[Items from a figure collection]
-----

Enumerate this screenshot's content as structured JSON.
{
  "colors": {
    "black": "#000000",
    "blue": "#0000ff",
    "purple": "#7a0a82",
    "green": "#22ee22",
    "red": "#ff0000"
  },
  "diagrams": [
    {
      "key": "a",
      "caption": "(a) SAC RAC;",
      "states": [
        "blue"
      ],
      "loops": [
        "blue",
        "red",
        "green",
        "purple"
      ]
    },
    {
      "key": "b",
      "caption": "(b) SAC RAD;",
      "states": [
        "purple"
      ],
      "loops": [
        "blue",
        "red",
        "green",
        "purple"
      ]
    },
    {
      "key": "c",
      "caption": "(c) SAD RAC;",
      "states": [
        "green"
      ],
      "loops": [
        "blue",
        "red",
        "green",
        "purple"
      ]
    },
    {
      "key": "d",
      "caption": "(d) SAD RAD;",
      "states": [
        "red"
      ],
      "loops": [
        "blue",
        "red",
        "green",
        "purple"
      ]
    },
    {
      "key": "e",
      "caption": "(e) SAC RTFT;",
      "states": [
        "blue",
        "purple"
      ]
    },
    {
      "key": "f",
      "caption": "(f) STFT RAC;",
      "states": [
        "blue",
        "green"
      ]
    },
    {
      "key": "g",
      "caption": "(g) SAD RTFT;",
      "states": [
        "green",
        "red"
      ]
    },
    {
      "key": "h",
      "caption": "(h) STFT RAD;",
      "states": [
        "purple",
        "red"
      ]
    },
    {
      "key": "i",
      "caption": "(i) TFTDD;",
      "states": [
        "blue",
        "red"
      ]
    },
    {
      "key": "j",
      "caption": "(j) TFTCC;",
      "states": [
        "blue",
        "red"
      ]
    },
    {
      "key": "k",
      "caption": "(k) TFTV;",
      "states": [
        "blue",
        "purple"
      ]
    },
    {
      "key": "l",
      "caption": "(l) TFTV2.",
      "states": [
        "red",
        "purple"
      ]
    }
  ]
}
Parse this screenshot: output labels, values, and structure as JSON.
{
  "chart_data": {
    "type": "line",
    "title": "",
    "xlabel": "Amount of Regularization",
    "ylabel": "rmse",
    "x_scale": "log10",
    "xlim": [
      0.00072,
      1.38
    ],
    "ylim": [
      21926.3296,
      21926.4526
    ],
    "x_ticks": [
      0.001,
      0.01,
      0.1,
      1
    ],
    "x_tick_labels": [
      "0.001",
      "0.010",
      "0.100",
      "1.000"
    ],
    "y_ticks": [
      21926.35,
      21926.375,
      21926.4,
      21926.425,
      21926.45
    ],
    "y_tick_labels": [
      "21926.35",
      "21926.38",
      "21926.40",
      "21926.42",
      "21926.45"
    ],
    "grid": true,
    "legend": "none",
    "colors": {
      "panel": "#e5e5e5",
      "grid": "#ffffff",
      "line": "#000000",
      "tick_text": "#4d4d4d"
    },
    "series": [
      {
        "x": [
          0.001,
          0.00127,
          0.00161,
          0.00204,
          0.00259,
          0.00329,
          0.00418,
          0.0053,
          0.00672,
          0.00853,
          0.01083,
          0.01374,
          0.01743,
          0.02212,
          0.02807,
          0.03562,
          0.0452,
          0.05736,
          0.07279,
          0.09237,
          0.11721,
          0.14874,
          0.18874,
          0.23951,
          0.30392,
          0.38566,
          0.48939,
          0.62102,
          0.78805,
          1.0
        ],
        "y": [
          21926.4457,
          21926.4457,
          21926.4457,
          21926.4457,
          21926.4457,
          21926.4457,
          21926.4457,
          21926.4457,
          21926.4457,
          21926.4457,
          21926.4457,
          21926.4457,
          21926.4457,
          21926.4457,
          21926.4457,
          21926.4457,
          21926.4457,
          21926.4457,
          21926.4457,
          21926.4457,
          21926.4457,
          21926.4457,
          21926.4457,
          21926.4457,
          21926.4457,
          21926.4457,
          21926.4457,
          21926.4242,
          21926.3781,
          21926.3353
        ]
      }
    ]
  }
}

-----

What to do:
Retype the records that precede this task, keeping them exactly the same.

Exercise answer:
Enumerate this screenshot's content as structured JSON.
{
  "colors": {
    "black": "#000000",
    "blue": "#0000ff",
    "purple": "#7a0a82",
    "green": "#22ee22",
    "red": "#ff0000"
  },
  "diagrams": [
    {
      "key": "a",
      "caption": "(a) SAC RAC;",
      "states": [
        "blue"
      ],
      "loops": [
        "blue",
        "red",
        "green",
        "purple"
      ]
    },
    {
      "key": "b",
      "caption": "(b) SAC RAD;",
      "states": [
        "purple"
      ],
      "loops": [
        "blue",
        "red",
        "green",
        "purple"
      ]
    },
    {
      "key": "c",
      "caption": "(c) SAD RAC;",
      "states": [
        "green"
      ],
      "loops": [
        "blue",
        "red",
        "green",
        "purple"
      ]
    },
    {
      "key": "d",
      "caption": "(d) SAD RAD;",
      "states": [
        "red"
      ],
      "loops": [
        "blue",
        "red",
        "green",
        "purple"
      ]
    },
    {
      "key": "e",
      "caption": "(e) SAC RTFT;",
      "states": [
        "blue",
        "purple"
      ]
    },
    {
      "key": "f",
      "caption": "(f) STFT RAC;",
      "states": [
        "blue",
        "green"
      ]
    },
    {
      "key": "g",
      "caption": "(g) SAD RTFT;",
      "states": [
        "green",
        "red"
      ]
    },
    {
      "key": "h",
      "caption": "(h) STFT RAD;",
      "states": [
        "purple",
        "red"
      ]
    },
    {
      "key": "i",
      "caption": "(i) TFTDD;",
      "states": [
        "blue",
        "red"
      ]
    },
    {
      "key": "j",
      "caption": "(j) TFTCC;",
      "states": [
        "blue",
        "red"
      ]
    },
    {
      "key": "k",
      "caption": "(k) TFTV;",
      "states": [
        "blue",
        "purple"
      ]
    },
    {
      "key": "l",
      "caption": "(l) TFTV2.",
      "states": [
        "red",
        "purple"
      ]
    }
  ]
}
Parse this screenshot: output labels, values, and structure as JSON.
{
  "chart_data": {
    "type": "line",
    "title": "",
    "xlabel": "Amount of Regularization",
    "ylabel": "rmse",
    "x_scale": "log10",
    "xlim": [
      0.00072,
      1.38
    ],
    "ylim": [
      21926.3296,
      21926.4526
    ],
    "x_ticks": [
      0.001,
      0.01,
      0.1,
      1
    ],
    "x_tick_labels": [
      "0.001",
      "0.010",
      "0.100",
      "1.000"
    ],
    "y_ticks": [
      21926.35,
      21926.375,
      21926.4,
      21926.425,
      21926.45
    ],
    "y_tick_labels": [
      "21926.35",
      "21926.38",
      "21926.40",
      "21926.42",
      "21926.45"
    ],
    "grid": true,
    "legend": "none",
    "colors": {
      "panel": "#e5e5e5",
      "grid": "#ffffff",
      "line": "#000000",
      "tick_text": "#4d4d4d"
    },
    "series": [
      {
        "x": [
          0.001,
          0.00127,
          0.00161,
          0.00204,
          0.00259,
          0.00329,
          0.00418,
          0.0053,
          0.00672,
          0.00853,
          0.01083,
          0.01374,
          0.01743,
          0.02212,
          0.02807,
          0.03562,
          0.0452,
          0.05736,
          0.07279,
          0.09237,
          0.11721,
          0.14874,
          0.18874,
          0.23951,
          0.30392,
          0.38566,
          0.48939,
          0.62102,
          0.78805,
          1.0
        ],
        "y": [
          21926.4457,
          21926.4457,
          21926.4457,
          21926.4457,
          21926.4457,
          21926.4457,
          21926.4457,
          21926.4457,
          21926.4457,
          21926.4457,
          21926.4457,
          21926.4457,
          21926.4457,
          21926.4457,
          21926.4457,
          21926.4457,
          21926.4457,
          21926.4457,
          21926.4457,
          21926.4457,
          21926.4457,
          21926.4457,
          21926.4457,
          21926.4457,
          21926.4457,
          21926.4457,
          21926.4457,
          21926.4242,
          21926.3781,
          21926.3353
        ]
      }
    ]
  }
}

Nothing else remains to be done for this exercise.